All of the material below is to be returned exactly.

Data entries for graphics
━━━━━━━━━━━━━━━━━━━━

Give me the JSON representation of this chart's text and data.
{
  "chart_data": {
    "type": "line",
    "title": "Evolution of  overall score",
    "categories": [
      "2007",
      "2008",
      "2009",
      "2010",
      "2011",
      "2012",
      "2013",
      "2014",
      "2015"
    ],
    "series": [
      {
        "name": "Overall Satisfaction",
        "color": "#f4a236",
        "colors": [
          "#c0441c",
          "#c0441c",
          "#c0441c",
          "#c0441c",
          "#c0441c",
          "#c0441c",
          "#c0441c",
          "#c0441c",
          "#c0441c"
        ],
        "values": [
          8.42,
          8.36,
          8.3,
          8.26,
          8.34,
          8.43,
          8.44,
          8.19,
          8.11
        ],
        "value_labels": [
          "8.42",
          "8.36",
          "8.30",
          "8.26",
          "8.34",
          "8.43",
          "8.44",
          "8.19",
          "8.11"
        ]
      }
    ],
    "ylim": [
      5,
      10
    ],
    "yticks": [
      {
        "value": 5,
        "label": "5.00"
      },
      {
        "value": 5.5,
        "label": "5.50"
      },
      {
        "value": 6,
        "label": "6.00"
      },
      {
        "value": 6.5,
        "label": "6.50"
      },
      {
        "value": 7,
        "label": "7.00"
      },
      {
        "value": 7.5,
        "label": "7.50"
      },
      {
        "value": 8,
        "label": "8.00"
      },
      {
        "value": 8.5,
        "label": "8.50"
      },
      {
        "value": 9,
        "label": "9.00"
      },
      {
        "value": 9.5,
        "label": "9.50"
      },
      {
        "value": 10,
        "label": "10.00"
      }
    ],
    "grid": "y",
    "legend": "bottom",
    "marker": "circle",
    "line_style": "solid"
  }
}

━━━━━━━━━━━━━━━━━━━━

• [Exercise result]
Give me the JSON representation of this chart's text and data.
{
  "chart_data": {
    "type": "line",
    "title": "Evolution of  overall score",
    "categories": [
      "2007",
      "2008",
      "2009",
      "2010",
      "2011",
      "2012",
      "2013",
      "2014",
      "2015"
    ],
    "series": [
      {
        "name": "Overall Satisfaction",
        "color": "#f4a236",
        "colors": [
          "#c0441c",
          "#c0441c",
          "#c0441c",
          "#c0441c",
          "#c0441c",
          "#c0441c",
          "#c0441c",
          "#c0441c",
          "#c0441c"
        ],
        "values": [
          8.42,
          8.36,
          8.3,
          8.26,
          8.34,
          8.43,
          8.44,
          8.19,
          8.11
        ],
        "value_labels": [
          "8.42",
          "8.36",
          "8.30",
          "8.26",
          "8.34",
          "8.43",
          "8.44",
          "8.19",
          "8.11"
        ]
      }
    ],
    "ylim": [
      5,
      10
    ],
    "yticks": [
      {
        "value": 5,
        "label": "5.00"
      },
      {
        "value": 5.5,
        "label": "5.50"
      },
      {
        "value": 6,
        "label": "6.00"
      },
      {
        "value": 6.5,
        "label": "6.50"
      },
      {
        "value": 7,
        "label": "7.00"
      },
      {
        "value": 7.5,
        "label": "7.50"
      },
      {
        "value": 8,
        "label": "8.00"
      },
      {
        "value": 8.5,
        "label": "8.50"
      },
      {
        "value": 9,
        "label": "9.00"
      },
      {
        "value": 9.5,
        "label": "9.50"
      },
      {
        "value": 10,
        "label": "10.00"
      }
    ],
    "grid": "y",
    "legend": "bottom",
    "marker": "circle",
    "line_style": "solid"
  }
}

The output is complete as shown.